## Start Dataset extract

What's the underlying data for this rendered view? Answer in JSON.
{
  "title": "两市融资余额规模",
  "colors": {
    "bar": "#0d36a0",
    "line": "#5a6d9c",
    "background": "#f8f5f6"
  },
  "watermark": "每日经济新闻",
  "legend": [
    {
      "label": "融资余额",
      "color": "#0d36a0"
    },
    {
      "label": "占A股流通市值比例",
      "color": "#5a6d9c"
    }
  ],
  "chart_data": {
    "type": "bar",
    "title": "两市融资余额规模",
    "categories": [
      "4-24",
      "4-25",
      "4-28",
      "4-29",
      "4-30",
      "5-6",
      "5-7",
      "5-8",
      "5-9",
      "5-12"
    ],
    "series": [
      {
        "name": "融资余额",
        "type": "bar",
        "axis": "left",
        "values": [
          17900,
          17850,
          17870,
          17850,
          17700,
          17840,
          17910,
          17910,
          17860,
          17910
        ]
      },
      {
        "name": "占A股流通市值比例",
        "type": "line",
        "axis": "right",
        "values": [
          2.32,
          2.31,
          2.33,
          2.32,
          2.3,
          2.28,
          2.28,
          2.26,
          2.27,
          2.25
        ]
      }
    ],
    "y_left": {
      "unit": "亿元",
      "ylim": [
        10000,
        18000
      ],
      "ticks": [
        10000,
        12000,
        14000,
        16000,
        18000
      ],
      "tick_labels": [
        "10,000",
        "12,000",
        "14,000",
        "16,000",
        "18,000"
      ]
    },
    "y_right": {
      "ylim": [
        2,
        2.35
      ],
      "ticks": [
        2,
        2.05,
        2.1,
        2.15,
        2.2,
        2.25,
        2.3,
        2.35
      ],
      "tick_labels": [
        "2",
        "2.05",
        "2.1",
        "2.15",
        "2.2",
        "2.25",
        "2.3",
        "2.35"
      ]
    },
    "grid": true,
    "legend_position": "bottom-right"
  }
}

## End Dataset extract

Given request ▸ Would you restate each of the entries word for word?

Exercise result ▸
What's the underlying data for this rendered view? Answer in JSON.
{
  "title": "两市融资余额规模",
  "colors": {
    "bar": "#0d36a0",
    "line": "#5a6d9c",
    "background": "#f8f5f6"
  },
  "watermark": "每日经济新闻",
  "legend": [
    {
      "label": "融资余额",
      "color": "#0d36a0"
    },
    {
      "label": "占A股流通市值比例",
      "color": "#5a6d9c"
    }
  ],
  "chart_data": {
    "type": "bar",
    "title": "两市融资余额规模",
    "categories": [
      "4-24",
      "4-25",
      "4-28",
      "4-29",
      "4-30",
      "5-6",
      "5-7",
      "5-8",
      "5-9",
      "5-12"
    ],
    "series": [
      {
        "name": "融资余额",
        "type": "bar",
        "axis": "left",
        "values": [
          17900,
          17850,
          17870,
          17850,
          17700,
          17840,
          17910,
          17910,
          17860,
          17910
        ]
      },
      {
        "name": "占A股流通市值比例",
        "type": "line",
        "axis": "right",
        "values": [
          2.32,
          2.31,
          2.33,
          2.32,
          2.3,
          2.28,
          2.28,
          2.26,
          2.27,
          2.25
        ]
      }
    ],
    "y_left": {
      "unit": "亿元",
      "ylim": [
        10000,
        18000
      ],
      "ticks": [
        10000,
        12000,
        14000,
        16000,
        18000
      ],
      "tick_labels": [
        "10,000",
        "12,000",
        "14,000",
        "16,000",
        "18,000"
      ]
    },
    "y_right": {
      "ylim": [
        2,
        2.35
      ],
      "ticks": [
        2,
        2.05,
        2.1,
        2.15,
        2.2,
        2.25,
        2.3,
        2.35
      ],
      "tick_labels": [
        "2",
        "2.05",
        "2.1",
        "2.15",
        "2.2",
        "2.25",
        "2.3",
        "2.35"
      ]
    },
    "grid": true,
    "legend_position": "bottom-right"
  }
}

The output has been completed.